**** DATA FOR PROCESSING ****

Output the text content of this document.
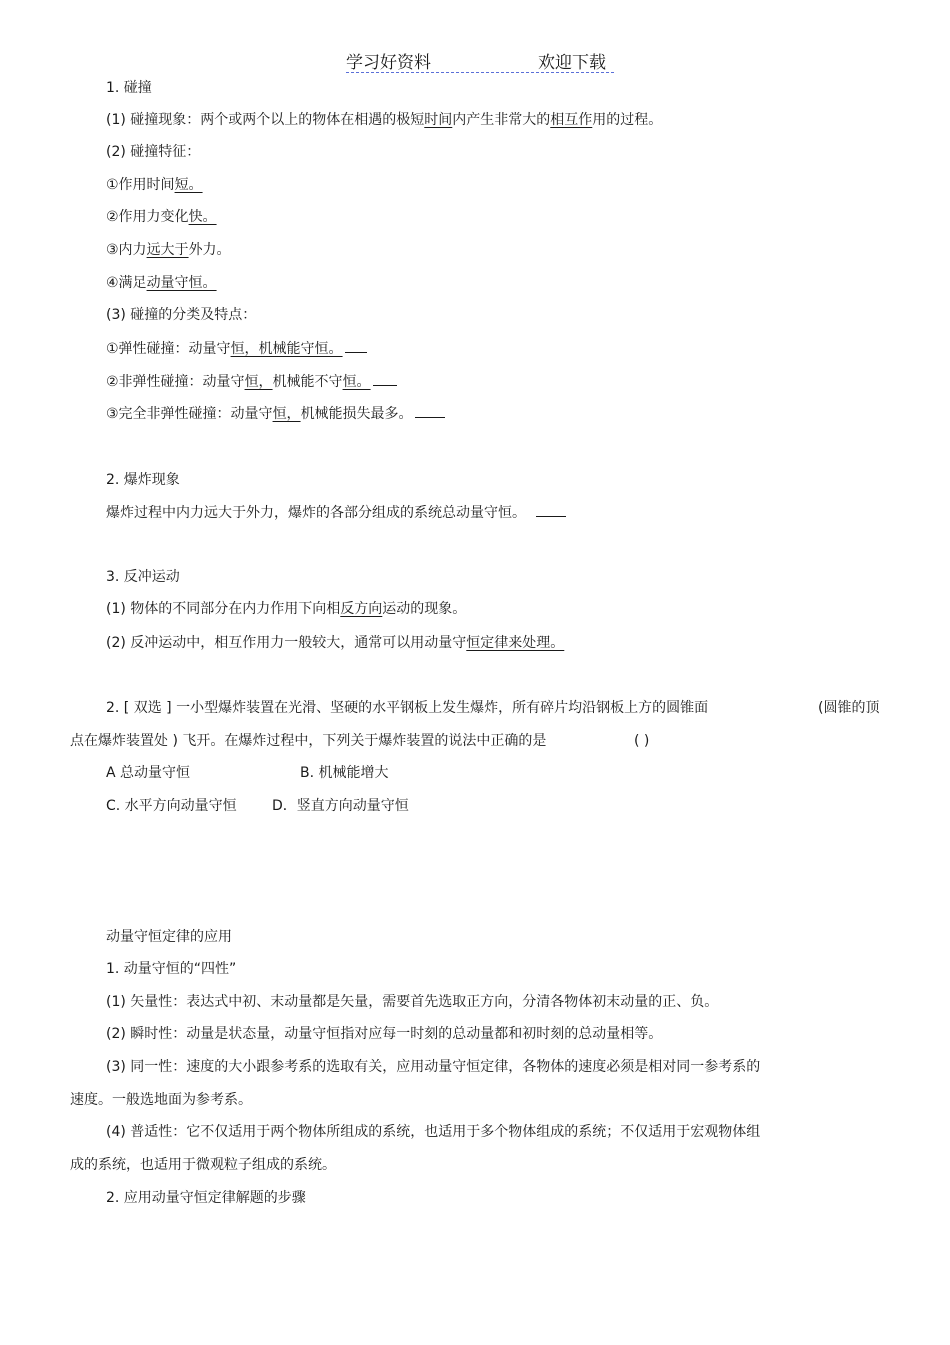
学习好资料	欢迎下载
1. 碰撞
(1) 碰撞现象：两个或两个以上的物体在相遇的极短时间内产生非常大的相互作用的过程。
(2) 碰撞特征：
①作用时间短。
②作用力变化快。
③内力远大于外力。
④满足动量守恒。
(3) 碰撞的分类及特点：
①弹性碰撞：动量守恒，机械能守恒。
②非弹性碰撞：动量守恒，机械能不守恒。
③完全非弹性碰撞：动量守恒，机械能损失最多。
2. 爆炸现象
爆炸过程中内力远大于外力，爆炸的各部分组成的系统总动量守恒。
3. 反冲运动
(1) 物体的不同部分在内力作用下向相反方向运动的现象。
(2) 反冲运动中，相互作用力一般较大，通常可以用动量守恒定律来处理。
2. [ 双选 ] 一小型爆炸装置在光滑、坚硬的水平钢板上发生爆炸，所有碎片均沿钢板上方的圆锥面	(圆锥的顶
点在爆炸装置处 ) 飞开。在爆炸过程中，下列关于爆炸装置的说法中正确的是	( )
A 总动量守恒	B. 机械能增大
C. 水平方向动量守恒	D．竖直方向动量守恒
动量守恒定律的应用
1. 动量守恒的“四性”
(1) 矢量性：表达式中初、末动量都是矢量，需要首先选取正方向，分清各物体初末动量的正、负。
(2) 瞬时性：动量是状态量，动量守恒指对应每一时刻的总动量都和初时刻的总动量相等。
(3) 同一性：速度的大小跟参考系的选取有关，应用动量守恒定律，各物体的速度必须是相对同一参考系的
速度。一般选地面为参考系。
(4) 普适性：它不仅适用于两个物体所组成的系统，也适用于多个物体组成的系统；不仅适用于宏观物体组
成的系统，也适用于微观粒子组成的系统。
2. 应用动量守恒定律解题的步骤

****

WRITTEN REQUEST
The records above must be printed exactly; the pictures stay out.

RIGHT ANSWER
Output the text content of this document.
学习好资料	欢迎下载
1. 碰撞
(1) 碰撞现象：两个或两个以上的物体在相遇的极短时间内产生非常大的相互作用的过程。
(2) 碰撞特征：
①作用时间短。
②作用力变化快。
③内力远大于外力。
④满足动量守恒。
(3) 碰撞的分类及特点：
①弹性碰撞：动量守恒，机械能守恒。
②非弹性碰撞：动量守恒，机械能不守恒。
③完全非弹性碰撞：动量守恒，机械能损失最多。
2. 爆炸现象
爆炸过程中内力远大于外力，爆炸的各部分组成的系统总动量守恒。
3. 反冲运动
(1) 物体的不同部分在内力作用下向相反方向运动的现象。
(2) 反冲运动中，相互作用力一般较大，通常可以用动量守恒定律来处理。
2. [ 双选 ] 一小型爆炸装置在光滑、坚硬的水平钢板上发生爆炸，所有碎片均沿钢板上方的圆锥面	(圆锥的顶
点在爆炸装置处 ) 飞开。在爆炸过程中，下列关于爆炸装置的说法中正确的是	( )
A 总动量守恒	B. 机械能增大
C. 水平方向动量守恒	D．竖直方向动量守恒
动量守恒定律的应用
1. 动量守恒的“四性”
(1) 矢量性：表达式中初、末动量都是矢量，需要首先选取正方向，分清各物体初末动量的正、负。
(2) 瞬时性：动量是状态量，动量守恒指对应每一时刻的总动量都和初时刻的总动量相等。
(3) 同一性：速度的大小跟参考系的选取有关，应用动量守恒定律，各物体的速度必须是相对同一参考系的
速度。一般选地面为参考系。
(4) 普适性：它不仅适用于两个物体所组成的系统，也适用于多个物体组成的系统；不仅适用于宏观物体组
成的系统，也适用于微观粒子组成的系统。
2. 应用动量守恒定律解题的步骤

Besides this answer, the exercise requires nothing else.